Data for the task ->
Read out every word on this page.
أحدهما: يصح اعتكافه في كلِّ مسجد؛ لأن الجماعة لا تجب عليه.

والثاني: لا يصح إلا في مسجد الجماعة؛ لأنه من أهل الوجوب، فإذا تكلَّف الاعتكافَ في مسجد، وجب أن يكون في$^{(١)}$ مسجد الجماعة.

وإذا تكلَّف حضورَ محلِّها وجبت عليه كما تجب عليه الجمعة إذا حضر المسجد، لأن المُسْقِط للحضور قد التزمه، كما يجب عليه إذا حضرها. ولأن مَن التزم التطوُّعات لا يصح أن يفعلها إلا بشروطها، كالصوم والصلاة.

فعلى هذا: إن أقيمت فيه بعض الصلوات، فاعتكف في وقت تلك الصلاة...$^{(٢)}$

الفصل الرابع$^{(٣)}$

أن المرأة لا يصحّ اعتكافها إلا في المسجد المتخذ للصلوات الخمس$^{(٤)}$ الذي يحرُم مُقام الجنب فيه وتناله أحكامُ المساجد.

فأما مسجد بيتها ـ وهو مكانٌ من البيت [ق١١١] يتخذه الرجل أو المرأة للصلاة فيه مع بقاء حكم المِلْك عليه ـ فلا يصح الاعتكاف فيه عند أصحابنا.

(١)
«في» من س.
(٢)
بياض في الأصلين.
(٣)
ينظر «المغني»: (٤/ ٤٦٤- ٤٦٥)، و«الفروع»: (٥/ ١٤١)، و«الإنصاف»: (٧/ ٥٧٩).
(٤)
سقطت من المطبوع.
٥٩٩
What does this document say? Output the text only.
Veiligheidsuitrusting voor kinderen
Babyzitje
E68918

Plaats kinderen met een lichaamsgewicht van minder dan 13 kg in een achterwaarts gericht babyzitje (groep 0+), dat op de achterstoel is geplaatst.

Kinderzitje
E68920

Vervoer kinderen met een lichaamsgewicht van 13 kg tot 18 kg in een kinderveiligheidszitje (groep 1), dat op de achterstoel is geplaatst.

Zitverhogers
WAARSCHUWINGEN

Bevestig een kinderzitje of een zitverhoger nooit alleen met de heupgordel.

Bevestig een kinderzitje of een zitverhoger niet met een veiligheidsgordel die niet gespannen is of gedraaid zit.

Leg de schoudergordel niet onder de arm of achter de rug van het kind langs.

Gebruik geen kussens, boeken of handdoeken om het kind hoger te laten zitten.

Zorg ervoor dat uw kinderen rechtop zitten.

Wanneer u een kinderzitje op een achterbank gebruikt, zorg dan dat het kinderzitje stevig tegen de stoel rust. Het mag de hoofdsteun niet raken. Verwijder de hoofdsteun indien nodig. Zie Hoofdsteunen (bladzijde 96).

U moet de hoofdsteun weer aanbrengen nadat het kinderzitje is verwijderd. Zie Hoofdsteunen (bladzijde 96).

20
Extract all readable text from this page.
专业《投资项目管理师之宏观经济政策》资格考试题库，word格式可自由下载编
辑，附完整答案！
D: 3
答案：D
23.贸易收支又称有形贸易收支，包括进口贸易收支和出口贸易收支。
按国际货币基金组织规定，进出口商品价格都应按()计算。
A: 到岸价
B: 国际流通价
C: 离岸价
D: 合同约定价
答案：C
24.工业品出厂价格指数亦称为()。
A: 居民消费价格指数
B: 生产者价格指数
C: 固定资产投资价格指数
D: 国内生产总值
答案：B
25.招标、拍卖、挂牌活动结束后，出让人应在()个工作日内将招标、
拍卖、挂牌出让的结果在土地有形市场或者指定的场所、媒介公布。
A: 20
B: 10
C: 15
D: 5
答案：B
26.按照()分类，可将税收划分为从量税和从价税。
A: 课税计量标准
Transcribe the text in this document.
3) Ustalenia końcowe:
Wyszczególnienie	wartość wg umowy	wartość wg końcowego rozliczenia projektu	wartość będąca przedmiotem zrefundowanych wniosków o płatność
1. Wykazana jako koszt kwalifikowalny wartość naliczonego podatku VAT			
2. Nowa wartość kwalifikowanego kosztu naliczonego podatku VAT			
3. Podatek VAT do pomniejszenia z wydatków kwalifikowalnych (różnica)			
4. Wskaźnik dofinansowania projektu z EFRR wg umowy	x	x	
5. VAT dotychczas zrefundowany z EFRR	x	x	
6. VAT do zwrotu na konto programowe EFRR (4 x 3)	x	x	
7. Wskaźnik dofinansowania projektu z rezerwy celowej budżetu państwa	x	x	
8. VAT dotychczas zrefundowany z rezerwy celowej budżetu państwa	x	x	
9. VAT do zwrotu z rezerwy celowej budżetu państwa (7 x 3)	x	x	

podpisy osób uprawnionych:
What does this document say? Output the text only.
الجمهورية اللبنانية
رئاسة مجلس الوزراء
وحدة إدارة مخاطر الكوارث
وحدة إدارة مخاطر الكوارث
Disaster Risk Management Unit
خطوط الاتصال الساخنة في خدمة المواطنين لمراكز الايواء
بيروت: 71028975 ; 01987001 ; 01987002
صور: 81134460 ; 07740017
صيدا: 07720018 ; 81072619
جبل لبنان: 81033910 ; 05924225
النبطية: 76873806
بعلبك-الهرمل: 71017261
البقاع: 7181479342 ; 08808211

Task prompt ->
Once more, set down the full listing, verbatim.

Exercise answer ->
Read out every word on this page.
أحدهما: يصح اعتكافه في كلِّ مسجد؛ لأن الجماعة لا تجب عليه.

والثاني: لا يصح إلا في مسجد الجماعة؛ لأنه من أهل الوجوب، فإذا تكلَّف الاعتكافَ في مسجد، وجب أن يكون في$^{(١)}$ مسجد الجماعة.

وإذا تكلَّف حضورَ محلِّها وجبت عليه كما تجب عليه الجمعة إذا حضر المسجد، لأن المُسْقِط للحضور قد التزمه، كما يجب عليه إذا حضرها. ولأن مَن التزم التطوُّعات لا يصح أن يفعلها إلا بشروطها، كالصوم والصلاة.

فعلى هذا: إن أقيمت فيه بعض الصلوات، فاعتكف في وقت تلك الصلاة...$^{(٢)}$

الفصل الرابع$^{(٣)}$

أن المرأة لا يصحّ اعتكافها إلا في المسجد المتخذ للصلوات الخمس$^{(٤)}$ الذي يحرُم مُقام الجنب فيه وتناله أحكامُ المساجد.

فأما مسجد بيتها ـ وهو مكانٌ من البيت [ق١١١] يتخذه الرجل أو المرأة للصلاة فيه مع بقاء حكم المِلْك عليه ـ فلا يصح الاعتكاف فيه عند أصحابنا.

(١)
«في» من س.
(٢)
بياض في الأصلين.
(٣)
ينظر «المغني»: (٤/ ٤٦٤- ٤٦٥)، و«الفروع»: (٥/ ١٤١)، و«الإنصاف»: (٧/ ٥٧٩).
(٤)
سقطت من المطبوع.
٥٩٩
What does this document say? Output the text only.
Veiligheidsuitrusting voor kinderen
Babyzitje
E68918

Plaats kinderen met een lichaamsgewicht van minder dan 13 kg in een achterwaarts gericht babyzitje (groep 0+), dat op de achterstoel is geplaatst.

Kinderzitje
E68920

Vervoer kinderen met een lichaamsgewicht van 13 kg tot 18 kg in een kinderveiligheidszitje (groep 1), dat op de achterstoel is geplaatst.

Zitverhogers
WAARSCHUWINGEN

Bevestig een kinderzitje of een zitverhoger nooit alleen met de heupgordel.

Bevestig een kinderzitje of een zitverhoger niet met een veiligheidsgordel die niet gespannen is of gedraaid zit.

Leg de schoudergordel niet onder de arm of achter de rug van het kind langs.

Gebruik geen kussens, boeken of handdoeken om het kind hoger te laten zitten.

Zorg ervoor dat uw kinderen rechtop zitten.

Wanneer u een kinderzitje op een achterbank gebruikt, zorg dan dat het kinderzitje stevig tegen de stoel rust. Het mag de hoofdsteun niet raken. Verwijder de hoofdsteun indien nodig. Zie Hoofdsteunen (bladzijde 96).

U moet de hoofdsteun weer aanbrengen nadat het kinderzitje is verwijderd. Zie Hoofdsteunen (bladzijde 96).

20
Extract all readable text from this page.
专业《投资项目管理师之宏观经济政策》资格考试题库，word格式可自由下载编
辑，附完整答案！
D: 3
答案：D
23.贸易收支又称有形贸易收支，包括进口贸易收支和出口贸易收支。
按国际货币基金组织规定，进出口商品价格都应按()计算。
A: 到岸价
B: 国际流通价
C: 离岸价
D: 合同约定价
答案：C
24.工业品出厂价格指数亦称为()。
A: 居民消费价格指数
B: 生产者价格指数
C: 固定资产投资价格指数
D: 国内生产总值
答案：B
25.招标、拍卖、挂牌活动结束后，出让人应在()个工作日内将招标、
拍卖、挂牌出让的结果在土地有形市场或者指定的场所、媒介公布。
A: 20
B: 10
C: 15
D: 5
答案：B
26.按照()分类，可将税收划分为从量税和从价税。
A: 课税计量标准
Transcribe the text in this document.
3) Ustalenia końcowe:
Wyszczególnienie	wartość wg umowy	wartość wg końcowego rozliczenia projektu	wartość będąca przedmiotem zrefundowanych wniosków o płatność
1. Wykazana jako koszt kwalifikowalny wartość naliczonego podatku VAT			
2. Nowa wartość kwalifikowanego kosztu naliczonego podatku VAT			
3. Podatek VAT do pomniejszenia z wydatków kwalifikowalnych (różnica)			
4. Wskaźnik dofinansowania projektu z EFRR wg umowy	x	x	
5. VAT dotychczas zrefundowany z EFRR	x	x	
6. VAT do zwrotu na konto programowe EFRR (4 x 3)	x	x	
7. Wskaźnik dofinansowania projektu z rezerwy celowej budżetu państwa	x	x	
8. VAT dotychczas zrefundowany z rezerwy celowej budżetu państwa	x	x	
9. VAT do zwrotu z rezerwy celowej budżetu państwa (7 x 3)	x	x	

podpisy osób uprawnionych:
What does this document say? Output the text only.
الجمهورية اللبنانية
رئاسة مجلس الوزراء
وحدة إدارة مخاطر الكوارث
وحدة إدارة مخاطر الكوارث
Disaster Risk Management Unit
خطوط الاتصال الساخنة في خدمة المواطنين لمراكز الايواء
بيروت: 71028975 ; 01987001 ; 01987002
صور: 81134460 ; 07740017
صيدا: 07720018 ; 81072619
جبل لبنان: 81033910 ; 05924225
النبطية: 76873806
بعلبك-الهرمل: 71017261
البقاع: 7181479342 ; 08808211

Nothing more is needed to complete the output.